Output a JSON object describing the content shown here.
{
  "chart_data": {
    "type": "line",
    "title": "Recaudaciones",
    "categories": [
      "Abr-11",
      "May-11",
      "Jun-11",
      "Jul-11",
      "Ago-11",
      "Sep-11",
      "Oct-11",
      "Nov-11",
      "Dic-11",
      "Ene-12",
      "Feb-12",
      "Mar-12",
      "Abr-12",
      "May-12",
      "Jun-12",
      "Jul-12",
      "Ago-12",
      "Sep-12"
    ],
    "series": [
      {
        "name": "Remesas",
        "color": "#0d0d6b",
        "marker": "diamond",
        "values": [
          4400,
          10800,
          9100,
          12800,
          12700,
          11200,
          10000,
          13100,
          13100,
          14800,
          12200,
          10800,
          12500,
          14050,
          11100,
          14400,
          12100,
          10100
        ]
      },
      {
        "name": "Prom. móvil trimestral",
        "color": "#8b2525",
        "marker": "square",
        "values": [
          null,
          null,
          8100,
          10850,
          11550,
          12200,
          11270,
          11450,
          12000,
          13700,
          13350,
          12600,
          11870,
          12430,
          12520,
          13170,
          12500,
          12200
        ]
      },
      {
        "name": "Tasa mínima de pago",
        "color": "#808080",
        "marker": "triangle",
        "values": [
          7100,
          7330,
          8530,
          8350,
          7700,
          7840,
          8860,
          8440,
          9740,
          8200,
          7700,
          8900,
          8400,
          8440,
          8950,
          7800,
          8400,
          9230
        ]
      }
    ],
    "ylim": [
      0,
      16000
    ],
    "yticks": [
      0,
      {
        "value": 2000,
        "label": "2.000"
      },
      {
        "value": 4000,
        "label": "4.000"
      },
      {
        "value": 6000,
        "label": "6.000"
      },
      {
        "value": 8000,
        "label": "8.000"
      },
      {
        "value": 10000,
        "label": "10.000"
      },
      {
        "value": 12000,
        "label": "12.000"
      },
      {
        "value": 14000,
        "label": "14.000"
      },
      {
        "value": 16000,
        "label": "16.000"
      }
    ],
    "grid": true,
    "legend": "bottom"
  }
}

+-------+

* Required work
Above are some records; repeat all of them exactly.

* Completed exercise
Output a JSON object describing the content shown here.
{
  "chart_data": {
    "type": "line",
    "title": "Recaudaciones",
    "categories": [
      "Abr-11",
      "May-11",
      "Jun-11",
      "Jul-11",
      "Ago-11",
      "Sep-11",
      "Oct-11",
      "Nov-11",
      "Dic-11",
      "Ene-12",
      "Feb-12",
      "Mar-12",
      "Abr-12",
      "May-12",
      "Jun-12",
      "Jul-12",
      "Ago-12",
      "Sep-12"
    ],
    "series": [
      {
        "name": "Remesas",
        "color": "#0d0d6b",
        "marker": "diamond",
        "values": [
          4400,
          10800,
          9100,
          12800,
          12700,
          11200,
          10000,
          13100,
          13100,
          14800,
          12200,
          10800,
          12500,
          14050,
          11100,
          14400,
          12100,
          10100
        ]
      },
      {
        "name": "Prom. móvil trimestral",
        "color": "#8b2525",
        "marker": "square",
        "values": [
          null,
          null,
          8100,
          10850,
          11550,
          12200,
          11270,
          11450,
          12000,
          13700,
          13350,
          12600,
          11870,
          12430,
          12520,
          13170,
          12500,
          12200
        ]
      },
      {
        "name": "Tasa mínima de pago",
        "color": "#808080",
        "marker": "triangle",
        "values": [
          7100,
          7330,
          8530,
          8350,
          7700,
          7840,
          8860,
          8440,
          9740,
          8200,
          7700,
          8900,
          8400,
          8440,
          8950,
          7800,
          8400,
          9230
        ]
      }
    ],
    "ylim": [
      0,
      16000
    ],
    "yticks": [
      0,
      {
        "value": 2000,
        "label": "2.000"
      },
      {
        "value": 4000,
        "label": "4.000"
      },
      {
        "value": 6000,
        "label": "6.000"
      },
      {
        "value": 8000,
        "label": "8.000"
      },
      {
        "value": 10000,
        "label": "10.000"
      },
      {
        "value": 12000,
        "label": "12.000"
      },
      {
        "value": 14000,
        "label": "14.000"
      },
      {
        "value": 16000,
        "label": "16.000"
      }
    ],
    "grid": true,
    "legend": "bottom"
  }
}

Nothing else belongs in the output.